MATERIAL FOR THE TASK:
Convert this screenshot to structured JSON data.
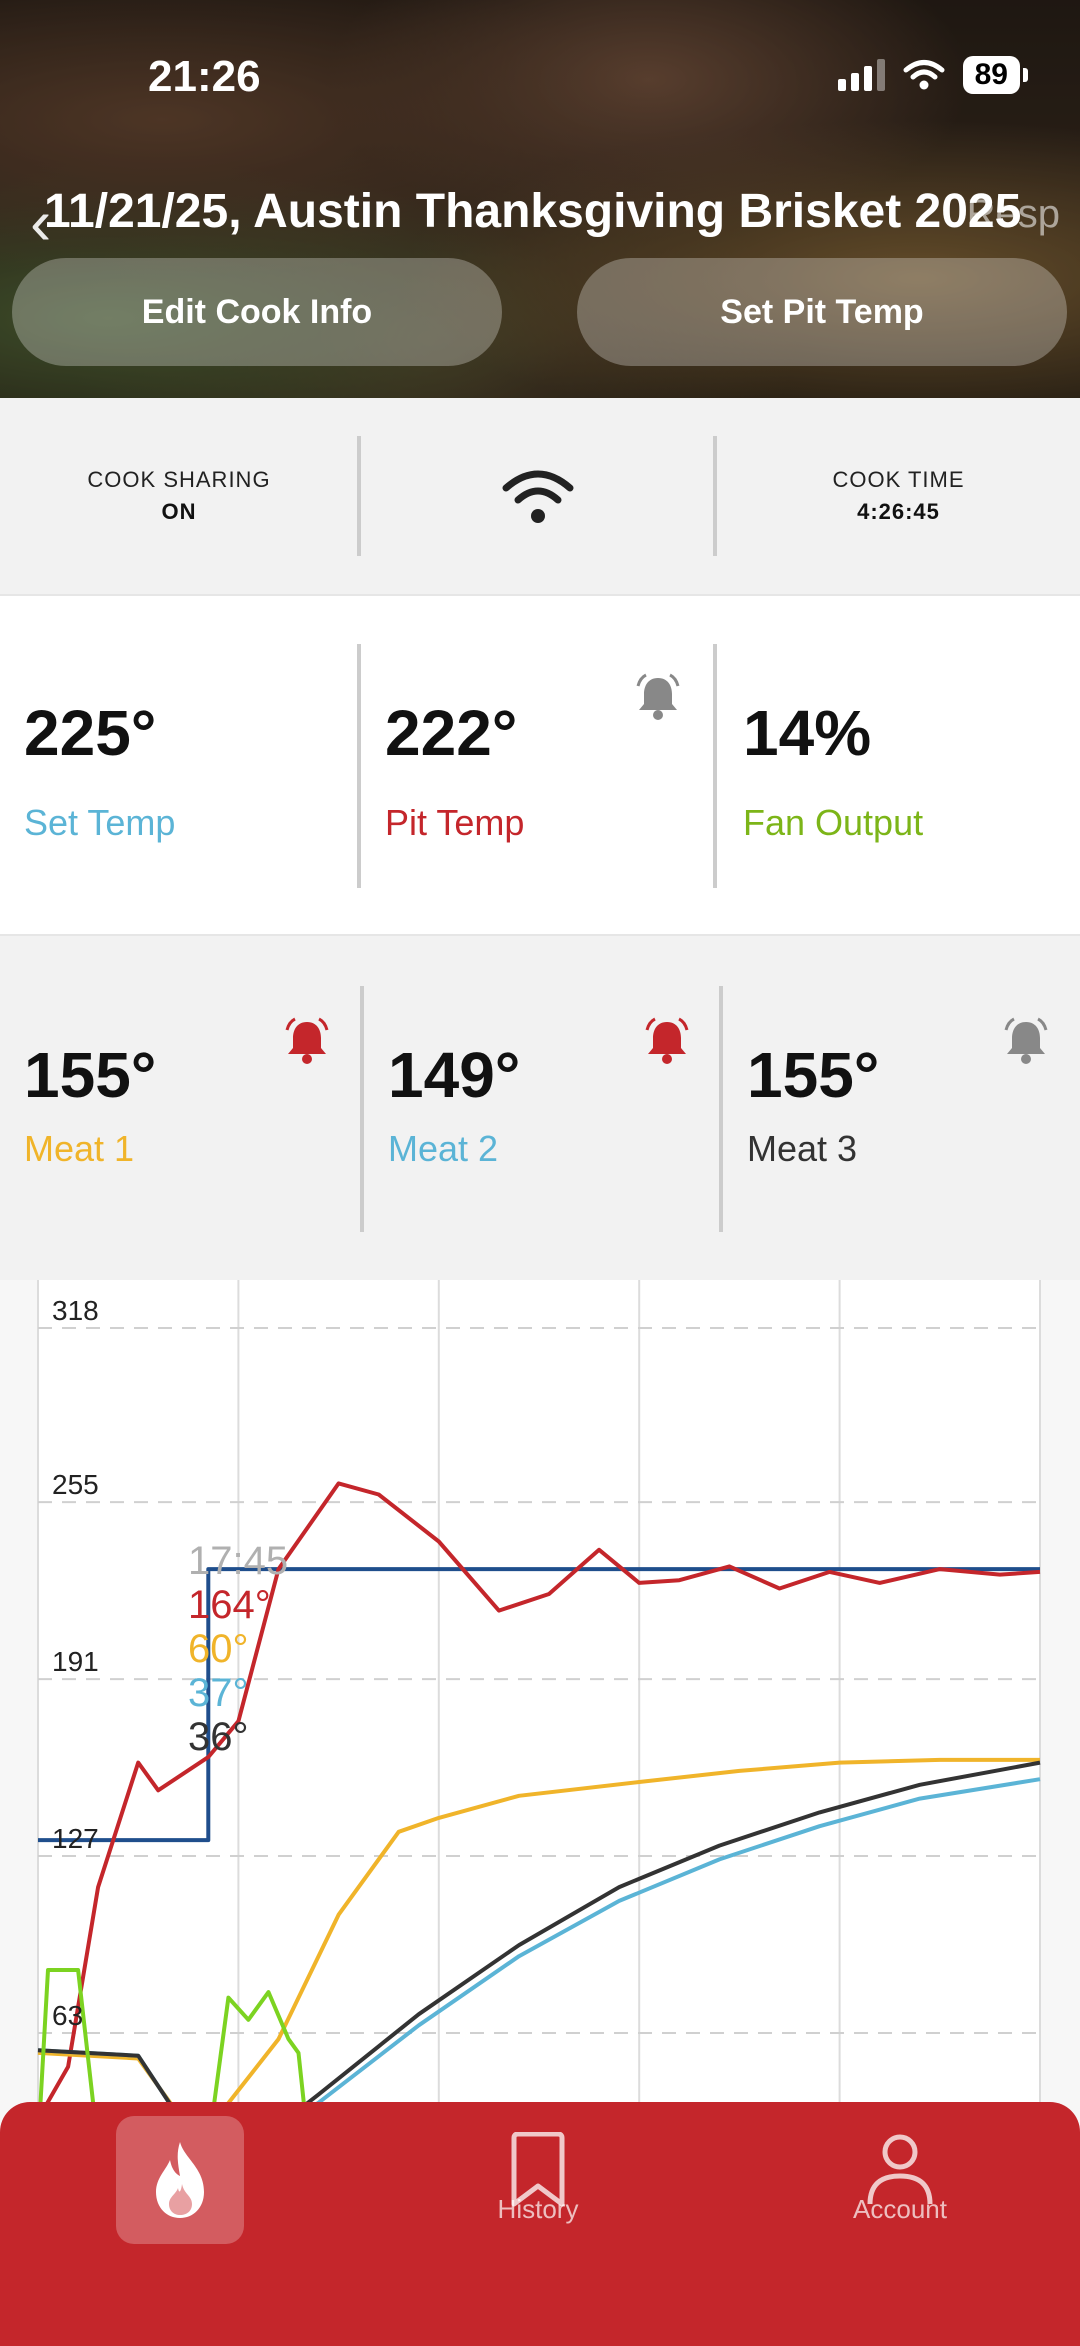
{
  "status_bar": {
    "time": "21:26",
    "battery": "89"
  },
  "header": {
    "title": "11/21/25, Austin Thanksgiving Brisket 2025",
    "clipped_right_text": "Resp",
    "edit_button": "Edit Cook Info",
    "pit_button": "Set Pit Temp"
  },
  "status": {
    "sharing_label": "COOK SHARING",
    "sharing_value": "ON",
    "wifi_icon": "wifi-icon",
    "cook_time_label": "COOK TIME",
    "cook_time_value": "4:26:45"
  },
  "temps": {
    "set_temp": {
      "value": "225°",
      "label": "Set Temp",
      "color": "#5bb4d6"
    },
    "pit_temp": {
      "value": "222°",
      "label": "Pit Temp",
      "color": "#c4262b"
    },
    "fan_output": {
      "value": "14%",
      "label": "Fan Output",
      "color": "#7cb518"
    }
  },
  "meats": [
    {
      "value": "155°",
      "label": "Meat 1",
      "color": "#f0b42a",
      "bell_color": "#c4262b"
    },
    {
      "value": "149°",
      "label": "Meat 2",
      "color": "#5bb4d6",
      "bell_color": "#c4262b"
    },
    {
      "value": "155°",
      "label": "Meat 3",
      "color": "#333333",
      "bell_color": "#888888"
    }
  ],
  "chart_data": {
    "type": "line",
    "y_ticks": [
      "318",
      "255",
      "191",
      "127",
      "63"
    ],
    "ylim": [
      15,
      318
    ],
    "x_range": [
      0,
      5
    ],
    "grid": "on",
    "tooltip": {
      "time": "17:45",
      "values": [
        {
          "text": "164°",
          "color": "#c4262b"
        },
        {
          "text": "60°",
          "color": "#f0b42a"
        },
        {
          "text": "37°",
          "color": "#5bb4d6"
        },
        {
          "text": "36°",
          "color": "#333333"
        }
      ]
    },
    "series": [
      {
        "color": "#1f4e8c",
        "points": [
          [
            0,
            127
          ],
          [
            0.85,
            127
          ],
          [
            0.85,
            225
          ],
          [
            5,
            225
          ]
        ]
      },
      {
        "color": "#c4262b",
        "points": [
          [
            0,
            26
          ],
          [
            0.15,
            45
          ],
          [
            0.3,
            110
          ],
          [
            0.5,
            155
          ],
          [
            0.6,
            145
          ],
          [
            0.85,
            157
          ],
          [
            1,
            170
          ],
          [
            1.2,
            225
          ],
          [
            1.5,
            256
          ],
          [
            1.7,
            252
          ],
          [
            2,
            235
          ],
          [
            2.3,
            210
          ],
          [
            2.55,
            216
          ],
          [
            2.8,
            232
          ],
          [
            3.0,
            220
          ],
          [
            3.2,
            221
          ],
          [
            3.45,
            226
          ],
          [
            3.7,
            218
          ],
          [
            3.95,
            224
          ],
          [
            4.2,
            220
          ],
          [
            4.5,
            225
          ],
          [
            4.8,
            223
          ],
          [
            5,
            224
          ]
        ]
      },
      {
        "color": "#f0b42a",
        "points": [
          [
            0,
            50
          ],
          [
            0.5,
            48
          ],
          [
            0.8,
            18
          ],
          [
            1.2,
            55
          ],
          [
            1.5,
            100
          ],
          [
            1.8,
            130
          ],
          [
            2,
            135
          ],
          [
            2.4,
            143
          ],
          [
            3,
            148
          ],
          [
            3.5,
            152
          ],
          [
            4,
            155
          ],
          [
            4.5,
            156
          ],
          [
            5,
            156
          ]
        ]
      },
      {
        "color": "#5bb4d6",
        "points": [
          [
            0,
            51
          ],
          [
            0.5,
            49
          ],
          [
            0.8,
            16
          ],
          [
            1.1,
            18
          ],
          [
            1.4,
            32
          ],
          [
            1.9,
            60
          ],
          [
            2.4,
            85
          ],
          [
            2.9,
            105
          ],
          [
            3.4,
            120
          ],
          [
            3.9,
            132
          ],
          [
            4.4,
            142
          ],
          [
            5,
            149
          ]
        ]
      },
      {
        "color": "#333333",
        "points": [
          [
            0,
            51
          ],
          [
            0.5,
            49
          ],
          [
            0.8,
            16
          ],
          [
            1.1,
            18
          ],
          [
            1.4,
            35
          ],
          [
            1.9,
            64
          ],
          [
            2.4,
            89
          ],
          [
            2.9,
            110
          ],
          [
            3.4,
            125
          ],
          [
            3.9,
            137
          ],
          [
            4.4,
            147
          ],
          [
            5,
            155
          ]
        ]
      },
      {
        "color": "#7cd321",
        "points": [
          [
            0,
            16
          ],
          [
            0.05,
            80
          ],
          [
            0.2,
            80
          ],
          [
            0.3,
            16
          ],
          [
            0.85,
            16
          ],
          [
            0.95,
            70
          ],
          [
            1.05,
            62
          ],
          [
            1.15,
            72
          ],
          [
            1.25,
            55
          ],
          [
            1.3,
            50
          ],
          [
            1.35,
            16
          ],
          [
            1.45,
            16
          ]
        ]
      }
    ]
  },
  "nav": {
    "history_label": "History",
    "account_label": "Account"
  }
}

WRITTEN PROBLEM:
Can the entries above be repeated exactly, without their pictures?

EXERCISE SOLUTION:
Convert this screenshot to structured JSON data.
{
  "status_bar": {
    "time": "21:26",
    "battery": "89"
  },
  "header": {
    "title": "11/21/25, Austin Thanksgiving Brisket 2025",
    "clipped_right_text": "Resp",
    "edit_button": "Edit Cook Info",
    "pit_button": "Set Pit Temp"
  },
  "status": {
    "sharing_label": "COOK SHARING",
    "sharing_value": "ON",
    "wifi_icon": "wifi-icon",
    "cook_time_label": "COOK TIME",
    "cook_time_value": "4:26:45"
  },
  "temps": {
    "set_temp": {
      "value": "225°",
      "label": "Set Temp",
      "color": "#5bb4d6"
    },
    "pit_temp": {
      "value": "222°",
      "label": "Pit Temp",
      "color": "#c4262b"
    },
    "fan_output": {
      "value": "14%",
      "label": "Fan Output",
      "color": "#7cb518"
    }
  },
  "meats": [
    {
      "value": "155°",
      "label": "Meat 1",
      "color": "#f0b42a",
      "bell_color": "#c4262b"
    },
    {
      "value": "149°",
      "label": "Meat 2",
      "color": "#5bb4d6",
      "bell_color": "#c4262b"
    },
    {
      "value": "155°",
      "label": "Meat 3",
      "color": "#333333",
      "bell_color": "#888888"
    }
  ],
  "chart_data": {
    "type": "line",
    "y_ticks": [
      "318",
      "255",
      "191",
      "127",
      "63"
    ],
    "ylim": [
      15,
      318
    ],
    "x_range": [
      0,
      5
    ],
    "grid": "on",
    "tooltip": {
      "time": "17:45",
      "values": [
        {
          "text": "164°",
          "color": "#c4262b"
        },
        {
          "text": "60°",
          "color": "#f0b42a"
        },
        {
          "text": "37°",
          "color": "#5bb4d6"
        },
        {
          "text": "36°",
          "color": "#333333"
        }
      ]
    },
    "series": [
      {
        "color": "#1f4e8c",
        "points": [
          [
            0,
            127
          ],
          [
            0.85,
            127
          ],
          [
            0.85,
            225
          ],
          [
            5,
            225
          ]
        ]
      },
      {
        "color": "#c4262b",
        "points": [
          [
            0,
            26
          ],
          [
            0.15,
            45
          ],
          [
            0.3,
            110
          ],
          [
            0.5,
            155
          ],
          [
            0.6,
            145
          ],
          [
            0.85,
            157
          ],
          [
            1,
            170
          ],
          [
            1.2,
            225
          ],
          [
            1.5,
            256
          ],
          [
            1.7,
            252
          ],
          [
            2,
            235
          ],
          [
            2.3,
            210
          ],
          [
            2.55,
            216
          ],
          [
            2.8,
            232
          ],
          [
            3.0,
            220
          ],
          [
            3.2,
            221
          ],
          [
            3.45,
            226
          ],
          [
            3.7,
            218
          ],
          [
            3.95,
            224
          ],
          [
            4.2,
            220
          ],
          [
            4.5,
            225
          ],
          [
            4.8,
            223
          ],
          [
            5,
            224
          ]
        ]
      },
      {
        "color": "#f0b42a",
        "points": [
          [
            0,
            50
          ],
          [
            0.5,
            48
          ],
          [
            0.8,
            18
          ],
          [
            1.2,
            55
          ],
          [
            1.5,
            100
          ],
          [
            1.8,
            130
          ],
          [
            2,
            135
          ],
          [
            2.4,
            143
          ],
          [
            3,
            148
          ],
          [
            3.5,
            152
          ],
          [
            4,
            155
          ],
          [
            4.5,
            156
          ],
          [
            5,
            156
          ]
        ]
      },
      {
        "color": "#5bb4d6",
        "points": [
          [
            0,
            51
          ],
          [
            0.5,
            49
          ],
          [
            0.8,
            16
          ],
          [
            1.1,
            18
          ],
          [
            1.4,
            32
          ],
          [
            1.9,
            60
          ],
          [
            2.4,
            85
          ],
          [
            2.9,
            105
          ],
          [
            3.4,
            120
          ],
          [
            3.9,
            132
          ],
          [
            4.4,
            142
          ],
          [
            5,
            149
          ]
        ]
      },
      {
        "color": "#333333",
        "points": [
          [
            0,
            51
          ],
          [
            0.5,
            49
          ],
          [
            0.8,
            16
          ],
          [
            1.1,
            18
          ],
          [
            1.4,
            35
          ],
          [
            1.9,
            64
          ],
          [
            2.4,
            89
          ],
          [
            2.9,
            110
          ],
          [
            3.4,
            125
          ],
          [
            3.9,
            137
          ],
          [
            4.4,
            147
          ],
          [
            5,
            155
          ]
        ]
      },
      {
        "color": "#7cd321",
        "points": [
          [
            0,
            16
          ],
          [
            0.05,
            80
          ],
          [
            0.2,
            80
          ],
          [
            0.3,
            16
          ],
          [
            0.85,
            16
          ],
          [
            0.95,
            70
          ],
          [
            1.05,
            62
          ],
          [
            1.15,
            72
          ],
          [
            1.25,
            55
          ],
          [
            1.3,
            50
          ],
          [
            1.35,
            16
          ],
          [
            1.45,
            16
          ]
        ]
      }
    ]
  },
  "nav": {
    "history_label": "History",
    "account_label": "Account"
  }
}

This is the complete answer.